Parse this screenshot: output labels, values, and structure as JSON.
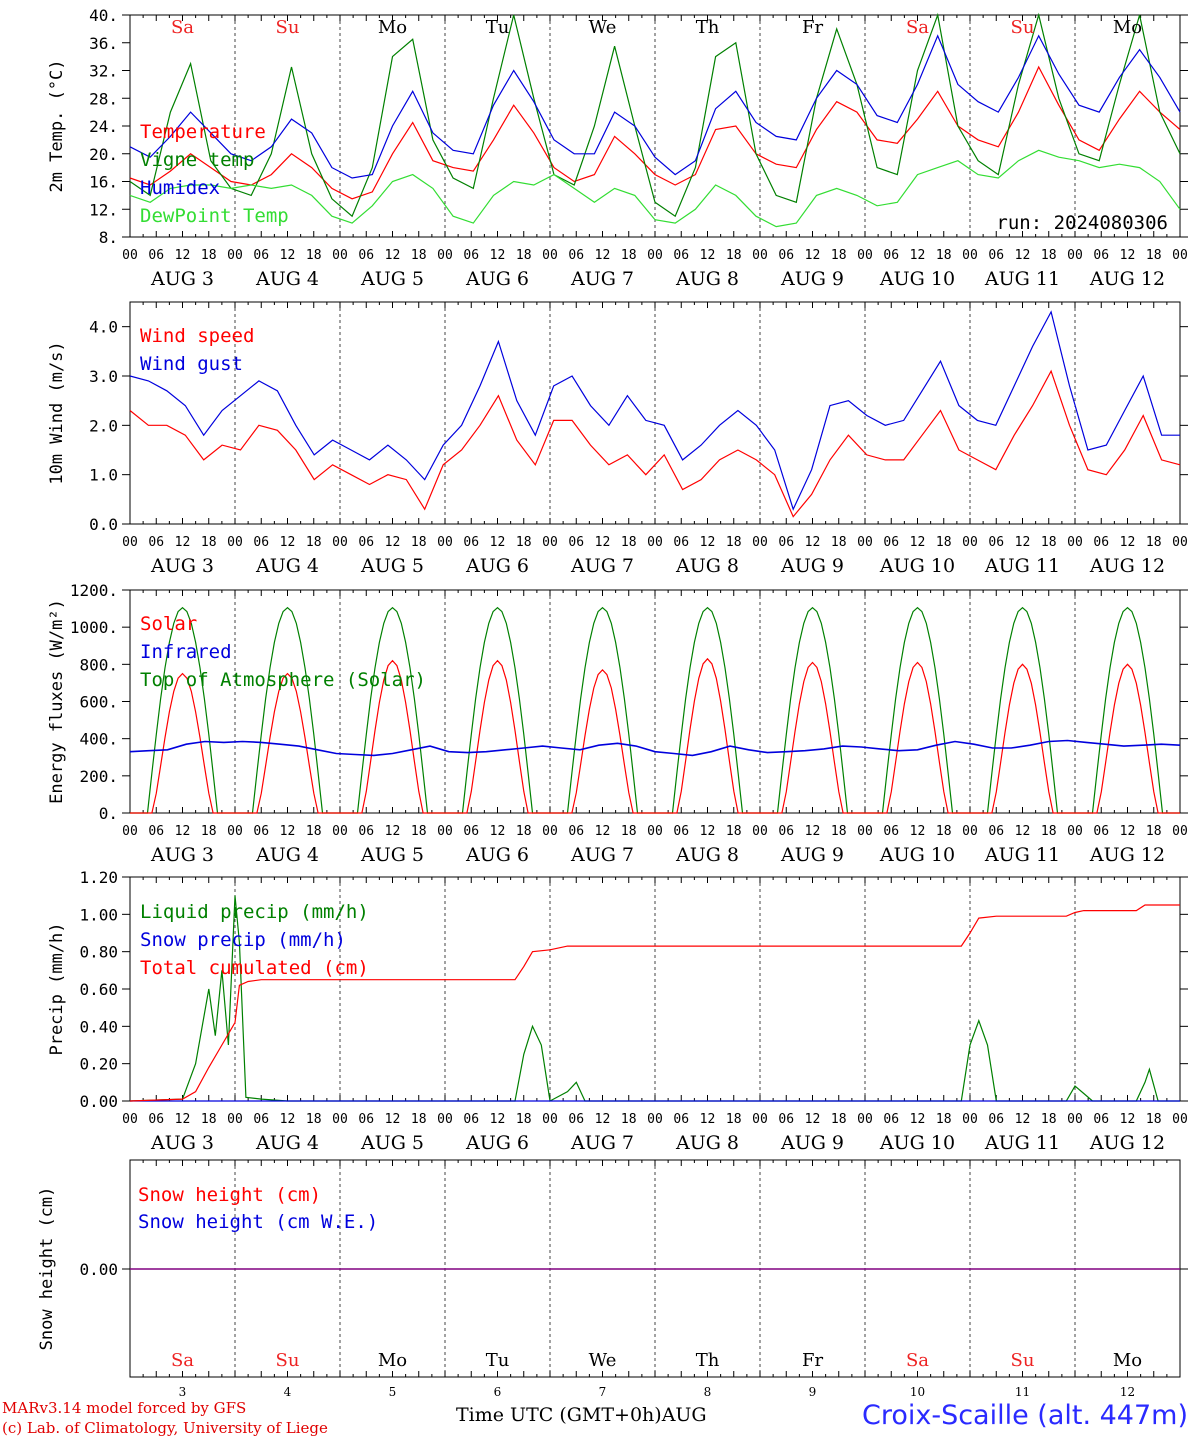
{
  "colors": {
    "red": "#ff0000",
    "blue": "#0000dd",
    "green": "#008000",
    "lightgreen": "#33dd33",
    "purple": "#800080",
    "weekend": "#ee2222",
    "weekday": "#000000"
  },
  "footer": {
    "model": "MARv3.14 model forced by GFS",
    "lab": "(c) Lab. of Climatology, University of Liege",
    "time_label": "Time UTC (GMT+0h)",
    "month": "AUG",
    "station": "Croix-Scaille (alt. 447m)"
  },
  "chart_data": [
    {
      "type": "line",
      "ylabel": "2m Temp. (°C)",
      "ylim": [
        8,
        40
      ],
      "yticks": [
        "8.",
        "12.",
        "16.",
        "20.",
        "24.",
        "28.",
        "32.",
        "36.",
        "40."
      ],
      "day_labels": [
        "Sa",
        "Su",
        "Mo",
        "Tu",
        "We",
        "Th",
        "Fr",
        "Sa",
        "Su",
        "Mo"
      ],
      "date_labels": [
        "AUG  3",
        "AUG  4",
        "AUG  5",
        "AUG  6",
        "AUG  7",
        "AUG  8",
        "AUG  9",
        "AUG 10",
        "AUG 11",
        "AUG 12"
      ],
      "hour_ticks": [
        "00",
        "06",
        "12",
        "18"
      ],
      "run_label": "run: 2024080306",
      "series": [
        {
          "name": "Temperature",
          "color": "#ff0000",
          "values": [
            16.5,
            15.5,
            17.5,
            20.0,
            18.0,
            16.0,
            15.5,
            17.0,
            20.0,
            18.0,
            15.0,
            13.5,
            14.5,
            20.0,
            24.5,
            19.0,
            18.0,
            17.5,
            22.0,
            27.0,
            23.0,
            18.0,
            16.0,
            17.0,
            22.5,
            20.0,
            17.0,
            15.5,
            17.0,
            23.5,
            24.0,
            20.0,
            18.5,
            18.0,
            23.5,
            27.5,
            26.0,
            22.0,
            21.5,
            25.0,
            29.0,
            24.0,
            22.0,
            21.0,
            26.0,
            32.5,
            27.0,
            22.0,
            20.5,
            25.0,
            29.0,
            26.0,
            23.5
          ]
        },
        {
          "name": "Vigne temp",
          "color": "#008000",
          "values": [
            16.0,
            14.0,
            26.0,
            33.0,
            19.0,
            15.0,
            14.0,
            20.0,
            32.5,
            20.0,
            13.5,
            11.0,
            18.0,
            34.0,
            36.5,
            22.0,
            16.5,
            15.0,
            28.0,
            40.0,
            28.0,
            17.0,
            15.5,
            24.0,
            35.5,
            24.0,
            13.0,
            11.0,
            18.0,
            34.0,
            36.0,
            20.0,
            14.0,
            13.0,
            28.0,
            38.0,
            30.0,
            18.0,
            17.0,
            32.0,
            40.0,
            24.0,
            19.0,
            17.0,
            30.0,
            40.0,
            28.0,
            20.0,
            19.0,
            30.0,
            40.0,
            26.0,
            20.0
          ]
        },
        {
          "name": "Humidex",
          "color": "#0000dd",
          "values": [
            21.0,
            19.5,
            22.5,
            26.0,
            23.0,
            20.0,
            19.0,
            21.0,
            25.0,
            23.0,
            18.0,
            16.5,
            17.0,
            24.0,
            29.0,
            23.0,
            20.5,
            20.0,
            27.0,
            32.0,
            27.5,
            22.0,
            20.0,
            20.0,
            26.0,
            24.0,
            19.5,
            17.0,
            19.0,
            26.5,
            29.0,
            24.5,
            22.5,
            22.0,
            28.0,
            32.0,
            30.0,
            25.5,
            24.5,
            30.0,
            37.0,
            30.0,
            27.5,
            26.0,
            31.0,
            37.0,
            31.5,
            27.0,
            26.0,
            31.0,
            35.0,
            31.0,
            26.0
          ]
        },
        {
          "name": "DewPoint Temp",
          "color": "#33dd33",
          "values": [
            14.0,
            13.0,
            15.0,
            15.5,
            15.5,
            15.0,
            15.5,
            15.0,
            15.5,
            14.0,
            11.0,
            10.0,
            12.5,
            16.0,
            17.0,
            15.0,
            11.0,
            10.0,
            14.0,
            16.0,
            15.5,
            17.0,
            15.0,
            13.0,
            15.0,
            14.0,
            10.5,
            10.0,
            12.0,
            15.5,
            14.0,
            11.0,
            9.5,
            10.0,
            14.0,
            15.0,
            14.0,
            12.5,
            13.0,
            17.0,
            18.0,
            19.0,
            17.0,
            16.5,
            19.0,
            20.5,
            19.5,
            19.0,
            18.0,
            18.5,
            18.0,
            16.0,
            12.0
          ]
        }
      ]
    },
    {
      "type": "line",
      "ylabel": "10m Wind (m/s)",
      "ylim": [
        0,
        4.5
      ],
      "yticks": [
        "0.0",
        "1.0",
        "2.0",
        "3.0",
        "4.0"
      ],
      "date_labels": [
        "AUG  3",
        "AUG  4",
        "AUG  5",
        "AUG  6",
        "AUG  7",
        "AUG  8",
        "AUG  9",
        "AUG 10",
        "AUG 11",
        "AUG 12"
      ],
      "hour_ticks": [
        "00",
        "06",
        "12",
        "18"
      ],
      "series": [
        {
          "name": "Wind speed",
          "color": "#ff0000",
          "values": [
            2.3,
            2.0,
            2.0,
            1.8,
            1.3,
            1.6,
            1.5,
            2.0,
            1.9,
            1.5,
            0.9,
            1.2,
            1.0,
            0.8,
            1.0,
            0.9,
            0.3,
            1.2,
            1.5,
            2.0,
            2.6,
            1.7,
            1.2,
            2.1,
            2.1,
            1.6,
            1.2,
            1.4,
            1.0,
            1.4,
            0.7,
            0.9,
            1.3,
            1.5,
            1.3,
            1.0,
            0.15,
            0.6,
            1.3,
            1.8,
            1.4,
            1.3,
            1.3,
            1.8,
            2.3,
            1.5,
            1.3,
            1.1,
            1.8,
            2.4,
            3.1,
            2.0,
            1.1,
            1.0,
            1.5,
            2.2,
            1.3,
            1.2
          ]
        },
        {
          "name": "Wind gust",
          "color": "#0000dd",
          "values": [
            3.0,
            2.9,
            2.7,
            2.4,
            1.8,
            2.3,
            2.6,
            2.9,
            2.7,
            2.0,
            1.4,
            1.7,
            1.5,
            1.3,
            1.6,
            1.3,
            0.9,
            1.6,
            2.0,
            2.8,
            3.7,
            2.5,
            1.8,
            2.8,
            3.0,
            2.4,
            2.0,
            2.6,
            2.1,
            2.0,
            1.3,
            1.6,
            2.0,
            2.3,
            2.0,
            1.5,
            0.3,
            1.1,
            2.4,
            2.5,
            2.2,
            2.0,
            2.1,
            2.7,
            3.3,
            2.4,
            2.1,
            2.0,
            2.8,
            3.6,
            4.3,
            2.8,
            1.5,
            1.6,
            2.3,
            3.0,
            1.8,
            1.8
          ]
        }
      ]
    },
    {
      "type": "line",
      "ylabel": "Energy fluxes (W/m²)",
      "ylim": [
        0,
        1200
      ],
      "yticks": [
        "0.",
        "200.",
        "400.",
        "600.",
        "800.",
        "1000.",
        "1200."
      ],
      "date_labels": [
        "AUG  3",
        "AUG  4",
        "AUG  5",
        "AUG  6",
        "AUG  7",
        "AUG  8",
        "AUG  9",
        "AUG 10",
        "AUG 11",
        "AUG 12"
      ],
      "hour_ticks": [
        "00",
        "06",
        "12",
        "18"
      ],
      "series": [
        {
          "name": "Solar",
          "color": "#ff0000",
          "peaks": [
            750,
            750,
            820,
            820,
            770,
            830,
            810,
            810,
            800,
            800
          ]
        },
        {
          "name": "Infrared",
          "color": "#0000dd",
          "values": [
            330,
            335,
            340,
            370,
            385,
            380,
            385,
            380,
            370,
            360,
            340,
            320,
            315,
            310,
            320,
            340,
            360,
            330,
            325,
            330,
            340,
            350,
            360,
            350,
            340,
            365,
            375,
            360,
            330,
            320,
            310,
            330,
            360,
            340,
            325,
            330,
            335,
            345,
            360,
            355,
            345,
            335,
            340,
            365,
            385,
            370,
            350,
            350,
            365,
            385,
            390,
            380,
            370,
            360,
            365,
            370,
            365
          ]
        },
        {
          "name": "Top of Atmosphere (Solar)",
          "color": "#008000",
          "peak": 1105
        }
      ]
    },
    {
      "type": "line",
      "ylabel": "Precip (mm/h)",
      "ylim": [
        0,
        1.2
      ],
      "yticks": [
        "0.00",
        "0.20",
        "0.40",
        "0.60",
        "0.80",
        "1.00",
        "1.20"
      ],
      "date_labels": [
        "AUG  3",
        "AUG  4",
        "AUG  5",
        "AUG  6",
        "AUG  7",
        "AUG  8",
        "AUG  9",
        "AUG 10",
        "AUG 11",
        "AUG 12"
      ],
      "hour_ticks": [
        "00",
        "06",
        "12",
        "18"
      ],
      "series": [
        {
          "name": "Liquid precip (mm/h)",
          "color": "#008000",
          "points": [
            [
              0,
              0
            ],
            [
              12,
              0.01
            ],
            [
              15,
              0.2
            ],
            [
              18,
              0.6
            ],
            [
              19.5,
              0.35
            ],
            [
              21,
              0.7
            ],
            [
              22.5,
              0.3
            ],
            [
              24,
              1.1
            ],
            [
              25,
              0.85
            ],
            [
              26.5,
              0.02
            ],
            [
              30,
              0.01
            ],
            [
              36,
              0
            ],
            [
              88,
              0
            ],
            [
              90,
              0.25
            ],
            [
              92,
              0.4
            ],
            [
              94,
              0.3
            ],
            [
              96,
              0
            ],
            [
              100,
              0.05
            ],
            [
              102,
              0.1
            ],
            [
              104,
              0
            ],
            [
              190,
              0
            ],
            [
              192,
              0.3
            ],
            [
              194,
              0.43
            ],
            [
              196,
              0.3
            ],
            [
              198,
              0
            ],
            [
              214,
              0
            ],
            [
              216,
              0.08
            ],
            [
              218,
              0.04
            ],
            [
              220,
              0
            ],
            [
              230,
              0
            ],
            [
              232,
              0.1
            ],
            [
              233,
              0.17
            ],
            [
              235,
              0
            ],
            [
              240,
              0
            ]
          ]
        },
        {
          "name": "Snow precip (mm/h)",
          "color": "#0000dd",
          "points": [
            [
              0,
              0
            ],
            [
              240,
              0
            ]
          ]
        },
        {
          "name": "Total cumulated (cm)",
          "color": "#ff0000",
          "points": [
            [
              0,
              0
            ],
            [
              12,
              0.01
            ],
            [
              15,
              0.05
            ],
            [
              18,
              0.18
            ],
            [
              21,
              0.3
            ],
            [
              24,
              0.42
            ],
            [
              25,
              0.62
            ],
            [
              27,
              0.64
            ],
            [
              30,
              0.65
            ],
            [
              88,
              0.65
            ],
            [
              90,
              0.72
            ],
            [
              92,
              0.8
            ],
            [
              96,
              0.81
            ],
            [
              100,
              0.83
            ],
            [
              190,
              0.83
            ],
            [
              192,
              0.9
            ],
            [
              194,
              0.98
            ],
            [
              198,
              0.99
            ],
            [
              214,
              0.99
            ],
            [
              216,
              1.01
            ],
            [
              218,
              1.02
            ],
            [
              230,
              1.02
            ],
            [
              232,
              1.05
            ],
            [
              240,
              1.05
            ]
          ]
        }
      ]
    },
    {
      "type": "line",
      "ylabel": "Snow height (cm)",
      "yticks": [
        "0.00"
      ],
      "day_labels": [
        "Sa",
        "Su",
        "Mo",
        "Tu",
        "We",
        "Th",
        "Fr",
        "Sa",
        "Su",
        "Mo"
      ],
      "day_numbers": [
        "3",
        "4",
        "5",
        "6",
        "7",
        "8",
        "9",
        "10",
        "11",
        "12"
      ],
      "series": [
        {
          "name": "Snow height (cm)",
          "color": "#ff0000",
          "values": [
            0,
            0
          ]
        },
        {
          "name": "Snow height (cm W.E.)",
          "color": "#0000dd",
          "values": [
            0,
            0
          ]
        }
      ]
    }
  ]
}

SET EXERCISE. From the listing above, pick out every line containing "Snow".

SOLUTION TO THE EXERCISE.
          "name": "Snow precip (mm/h)",
      "ylabel": "Snow height (cm)",
          "name": "Snow height (cm)",
          "name": "Snow height (cm W.E.)",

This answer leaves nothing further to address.